[start of Supplied passage]

Dunkelbarger v. Myers

Decision Date13 December 1930
Docket Number40352
Citation233 N.W. 744,211 Iowa 512
PartiesW. B. DUNKELBARGER, Appellee, v. WILLIAM C. MYERS, Appellant. WILLIAM C. MYERS, Appellant, v. W. B. DUNKELBARGER et al., Appellees
CourtIowa Supreme Court

Appeal from Polk District Court.--LESTER L. THOMPSON, Judge.

Two cases between these parties were submitted together, and the facts will appear in the opinion.

Affirmed.

Gillespie Moody & Stewart, for appellant.

Guy A Miller, for appellees.

ALBERT J. MORLING, C. J., and EVANS, STEVENS, FAVILLE, DE GRAFF KINDIG, and WAGNER, JJ., concur.

OPINION

ALBERT, J.

[end of Supplied passage]

## Tasks to perform
A. Answer these from the Dunkelbarger v. Myers case page, one answer per line:
(i) Which district court was the appeal taken from?
(ii) Who appeared for the appellees?
(iii) What was the outcome of the cases?
B. Please print everything in the Dunkelbarger v. Myers case page from "Appeal from Polk" down to "Stewart, for appellant.", word for word.

[start of Stored data]

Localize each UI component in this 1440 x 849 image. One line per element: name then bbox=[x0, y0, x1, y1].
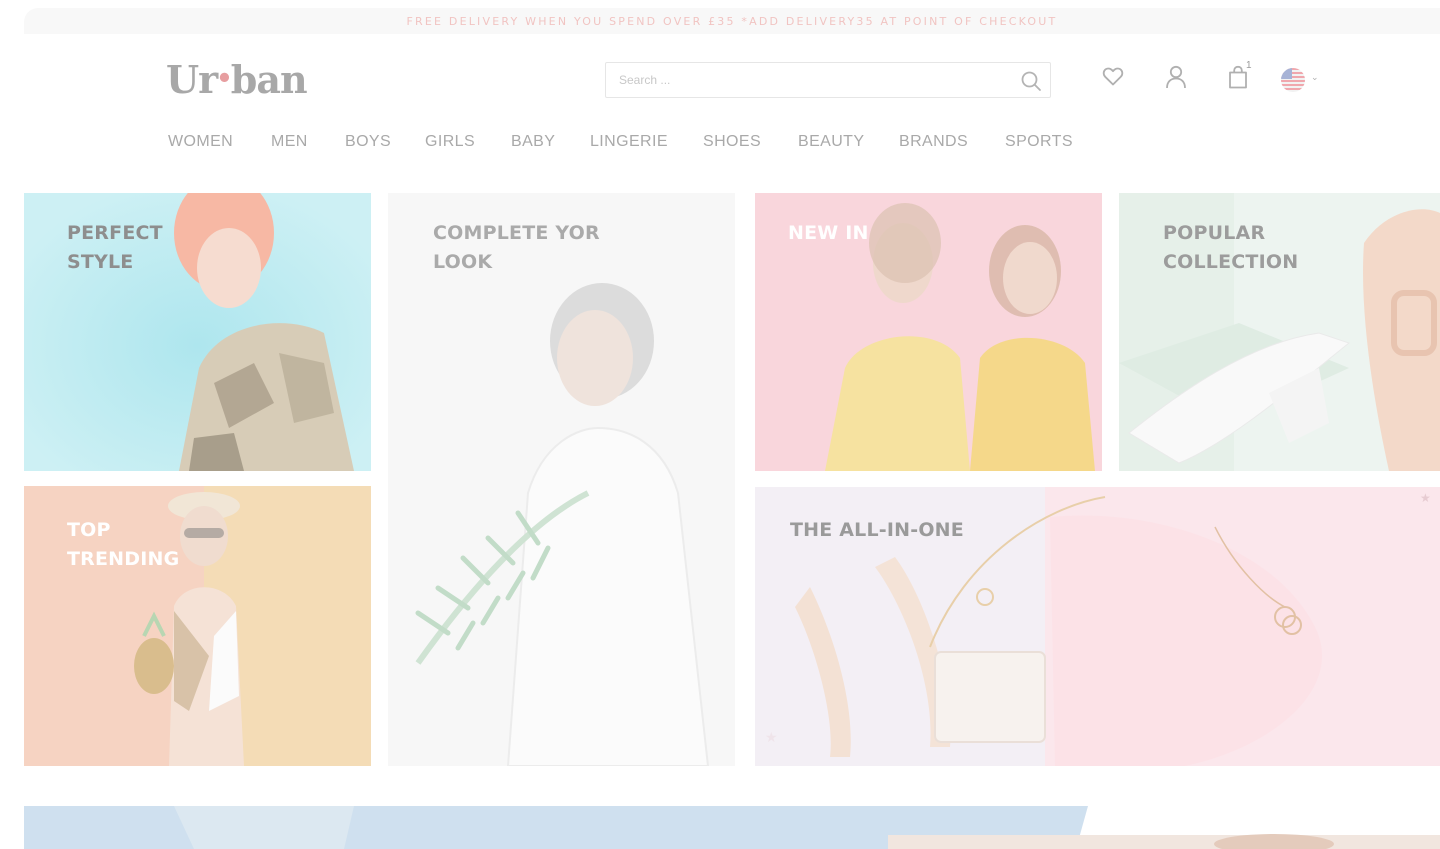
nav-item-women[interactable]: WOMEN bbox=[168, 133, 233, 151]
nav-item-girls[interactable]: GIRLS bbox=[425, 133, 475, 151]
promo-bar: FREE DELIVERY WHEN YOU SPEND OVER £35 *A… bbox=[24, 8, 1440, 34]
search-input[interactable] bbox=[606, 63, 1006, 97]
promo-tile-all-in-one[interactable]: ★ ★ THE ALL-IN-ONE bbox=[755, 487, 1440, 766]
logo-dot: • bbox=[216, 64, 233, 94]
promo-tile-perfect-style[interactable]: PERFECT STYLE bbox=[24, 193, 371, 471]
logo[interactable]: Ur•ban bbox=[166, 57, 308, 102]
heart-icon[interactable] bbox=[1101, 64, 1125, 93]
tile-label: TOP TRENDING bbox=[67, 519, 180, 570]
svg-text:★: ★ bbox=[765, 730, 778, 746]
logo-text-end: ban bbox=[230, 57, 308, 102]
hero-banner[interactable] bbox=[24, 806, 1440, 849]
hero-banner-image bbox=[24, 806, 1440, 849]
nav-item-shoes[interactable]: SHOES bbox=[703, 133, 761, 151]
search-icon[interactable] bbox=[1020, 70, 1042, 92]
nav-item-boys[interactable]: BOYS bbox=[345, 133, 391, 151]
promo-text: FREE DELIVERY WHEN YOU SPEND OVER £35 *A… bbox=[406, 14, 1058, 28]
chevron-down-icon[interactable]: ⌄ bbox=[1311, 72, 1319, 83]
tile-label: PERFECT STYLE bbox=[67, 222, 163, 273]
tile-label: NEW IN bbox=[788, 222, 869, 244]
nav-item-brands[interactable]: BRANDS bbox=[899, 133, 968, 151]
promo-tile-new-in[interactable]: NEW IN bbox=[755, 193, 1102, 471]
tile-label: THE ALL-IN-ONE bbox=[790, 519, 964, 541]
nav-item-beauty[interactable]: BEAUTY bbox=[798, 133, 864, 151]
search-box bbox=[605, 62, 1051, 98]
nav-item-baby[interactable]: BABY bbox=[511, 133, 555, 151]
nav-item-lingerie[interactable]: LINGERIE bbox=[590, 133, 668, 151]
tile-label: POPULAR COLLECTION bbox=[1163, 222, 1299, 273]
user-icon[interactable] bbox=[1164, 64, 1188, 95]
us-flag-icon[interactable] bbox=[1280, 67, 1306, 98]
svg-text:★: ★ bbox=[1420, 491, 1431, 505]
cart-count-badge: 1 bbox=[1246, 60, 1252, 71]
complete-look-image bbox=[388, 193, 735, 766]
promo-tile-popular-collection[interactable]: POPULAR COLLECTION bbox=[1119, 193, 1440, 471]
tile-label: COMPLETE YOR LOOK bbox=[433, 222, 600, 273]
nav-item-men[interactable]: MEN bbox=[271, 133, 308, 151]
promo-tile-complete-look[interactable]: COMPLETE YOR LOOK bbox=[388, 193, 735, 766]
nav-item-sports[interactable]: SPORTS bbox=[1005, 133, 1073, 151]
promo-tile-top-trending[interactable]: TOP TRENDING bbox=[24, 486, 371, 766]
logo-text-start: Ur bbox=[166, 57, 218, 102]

[end of Stored data]
[start of Stored data]

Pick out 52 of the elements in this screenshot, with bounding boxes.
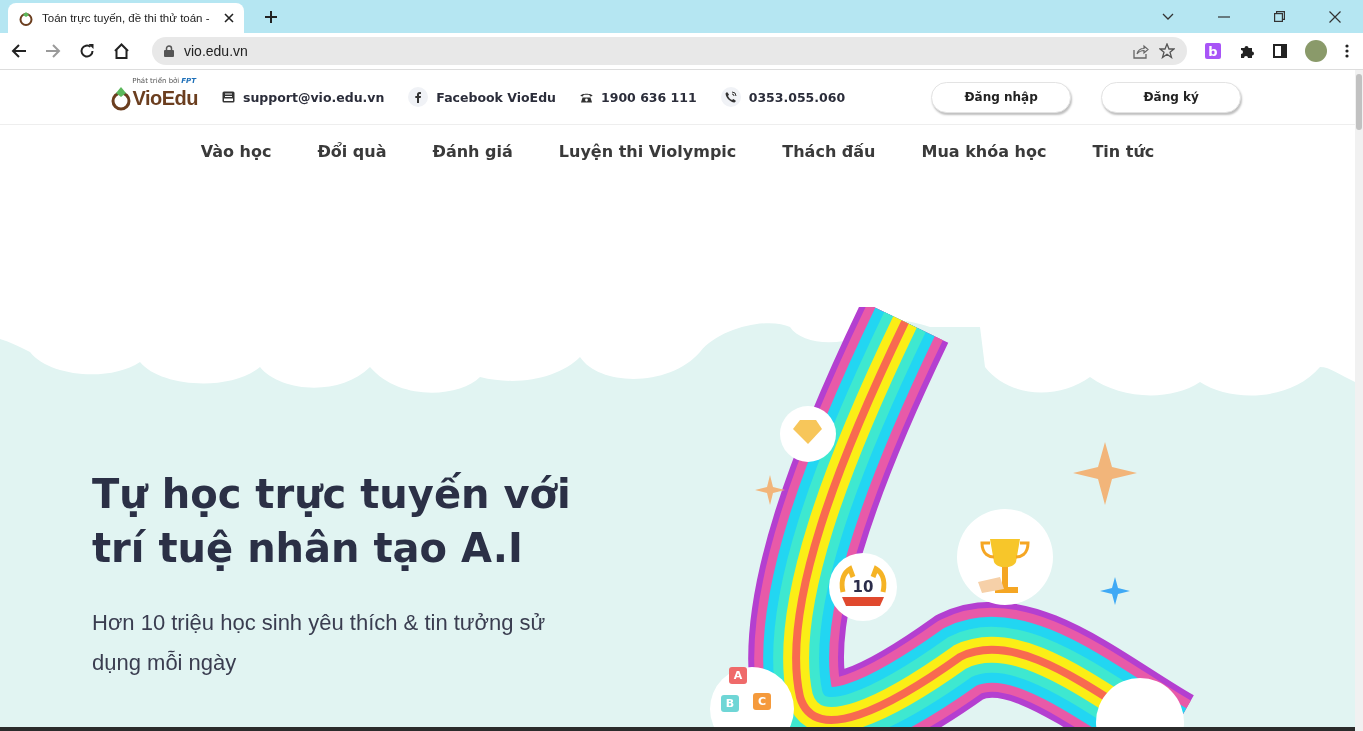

[end of Stored data]

## Solutions by task
A.
(i) Polk District Court
(ii) Guy A Miller
(iii) Affirmed

B.
Appeal from Polk District Court.--LESTER L. THOMPSON, Judge.

Two cases between these parties were submitted together, and the facts will appear in the opinion.

Affirmed.

Gillespie Moody & Stewart, for appellant.